══ Supplied material ══

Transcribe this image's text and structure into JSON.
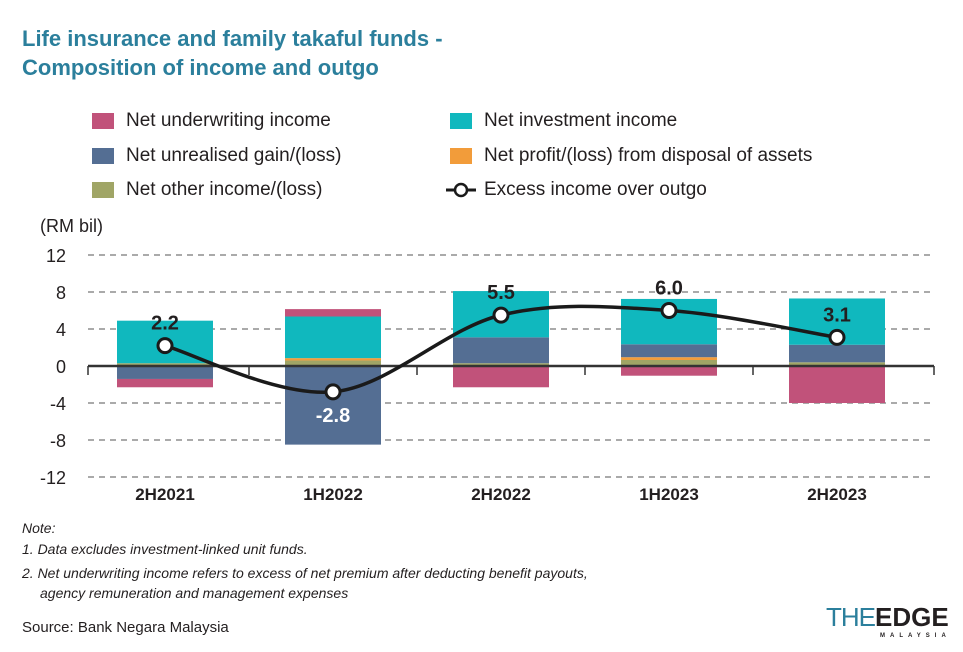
{
  "title_lines": [
    "Life insurance and family takaful funds -",
    "Composition of income and outgo"
  ],
  "unit_label": "(RM bil)",
  "notes": [
    "Note:",
    "1. Data excludes investment-linked unit funds.",
    "2. Net underwriting income refers to excess of net premium after deducting benefit payouts,",
    "agency remuneration and management expenses"
  ],
  "source": "Source: Bank Negara Malaysia",
  "logo": {
    "the": "THE",
    "edge": "EDGE",
    "sub": "MALAYSIA"
  },
  "colors": {
    "underwriting": "#c1527a",
    "investment": "#10b8be",
    "unrealised": "#546e93",
    "disposal": "#f29c3a",
    "other": "#a0a566",
    "line": "#1a1a1a",
    "title": "#2b7f9c"
  },
  "legend": [
    {
      "label": "Net underwriting income",
      "key": "underwriting"
    },
    {
      "label": "Net investment income",
      "key": "investment"
    },
    {
      "label": "Net unrealised gain/(loss)",
      "key": "unrealised"
    },
    {
      "label": "Net profit/(loss) from disposal of assets",
      "key": "disposal"
    },
    {
      "label": "Net other income/(loss)",
      "key": "other"
    },
    {
      "label": "Excess income over outgo",
      "key": "line"
    }
  ],
  "chart_data": {
    "type": "bar",
    "stacked": true,
    "categories": [
      "2H2021",
      "1H2022",
      "2H2022",
      "1H2023",
      "2H2023"
    ],
    "ylim": [
      -12,
      12
    ],
    "yticks": [
      12,
      8,
      4,
      0,
      -4,
      -8,
      -12
    ],
    "grid": true,
    "legend_position": "top",
    "series": [
      {
        "name": "Net other income/(loss)",
        "key": "other",
        "values": [
          0.3,
          0.6,
          0.3,
          0.65,
          0.4
        ]
      },
      {
        "name": "Net profit/(loss) from disposal of assets",
        "key": "disposal",
        "values": [
          0,
          0.25,
          0,
          0.3,
          0
        ]
      },
      {
        "name": "Net unrealised gain/(loss)",
        "key": "unrealised",
        "values": [
          -1.4,
          -8.5,
          2.8,
          1.4,
          1.9
        ]
      },
      {
        "name": "Net investment income",
        "key": "investment",
        "values": [
          4.6,
          4.5,
          5.0,
          4.9,
          5.0
        ]
      },
      {
        "name": "Net underwriting income",
        "key": "underwriting",
        "values": [
          -0.9,
          0.8,
          -2.3,
          -1.05,
          -4.0
        ]
      }
    ],
    "line": {
      "name": "Excess income over outgo",
      "values": [
        2.2,
        -2.8,
        5.5,
        6.0,
        3.1
      ],
      "labels": [
        "2.2",
        "-2.8",
        "5.5",
        "6.0",
        "3.1"
      ]
    }
  }
}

═══

● Problem to solve: Copy the listing word for word, excluding its pictures.

● Answer to this task:
Transcribe this image's text and structure into JSON.
{
  "title_lines": [
    "Life insurance and family takaful funds -",
    "Composition of income and outgo"
  ],
  "unit_label": "(RM bil)",
  "notes": [
    "Note:",
    "1. Data excludes investment-linked unit funds.",
    "2. Net underwriting income refers to excess of net premium after deducting benefit payouts,",
    "agency remuneration and management expenses"
  ],
  "source": "Source: Bank Negara Malaysia",
  "logo": {
    "the": "THE",
    "edge": "EDGE",
    "sub": "MALAYSIA"
  },
  "colors": {
    "underwriting": "#c1527a",
    "investment": "#10b8be",
    "unrealised": "#546e93",
    "disposal": "#f29c3a",
    "other": "#a0a566",
    "line": "#1a1a1a",
    "title": "#2b7f9c"
  },
  "legend": [
    {
      "label": "Net underwriting income",
      "key": "underwriting"
    },
    {
      "label": "Net investment income",
      "key": "investment"
    },
    {
      "label": "Net unrealised gain/(loss)",
      "key": "unrealised"
    },
    {
      "label": "Net profit/(loss) from disposal of assets",
      "key": "disposal"
    },
    {
      "label": "Net other income/(loss)",
      "key": "other"
    },
    {
      "label": "Excess income over outgo",
      "key": "line"
    }
  ],
  "chart_data": {
    "type": "bar",
    "stacked": true,
    "categories": [
      "2H2021",
      "1H2022",
      "2H2022",
      "1H2023",
      "2H2023"
    ],
    "ylim": [
      -12,
      12
    ],
    "yticks": [
      12,
      8,
      4,
      0,
      -4,
      -8,
      -12
    ],
    "grid": true,
    "legend_position": "top",
    "series": [
      {
        "name": "Net other income/(loss)",
        "key": "other",
        "values": [
          0.3,
          0.6,
          0.3,
          0.65,
          0.4
        ]
      },
      {
        "name": "Net profit/(loss) from disposal of assets",
        "key": "disposal",
        "values": [
          0,
          0.25,
          0,
          0.3,
          0
        ]
      },
      {
        "name": "Net unrealised gain/(loss)",
        "key": "unrealised",
        "values": [
          -1.4,
          -8.5,
          2.8,
          1.4,
          1.9
        ]
      },
      {
        "name": "Net investment income",
        "key": "investment",
        "values": [
          4.6,
          4.5,
          5.0,
          4.9,
          5.0
        ]
      },
      {
        "name": "Net underwriting income",
        "key": "underwriting",
        "values": [
          -0.9,
          0.8,
          -2.3,
          -1.05,
          -4.0
        ]
      }
    ],
    "line": {
      "name": "Excess income over outgo",
      "values": [
        2.2,
        -2.8,
        5.5,
        6.0,
        3.1
      ],
      "labels": [
        "2.2",
        "-2.8",
        "5.5",
        "6.0",
        "3.1"
      ]
    }
  }
}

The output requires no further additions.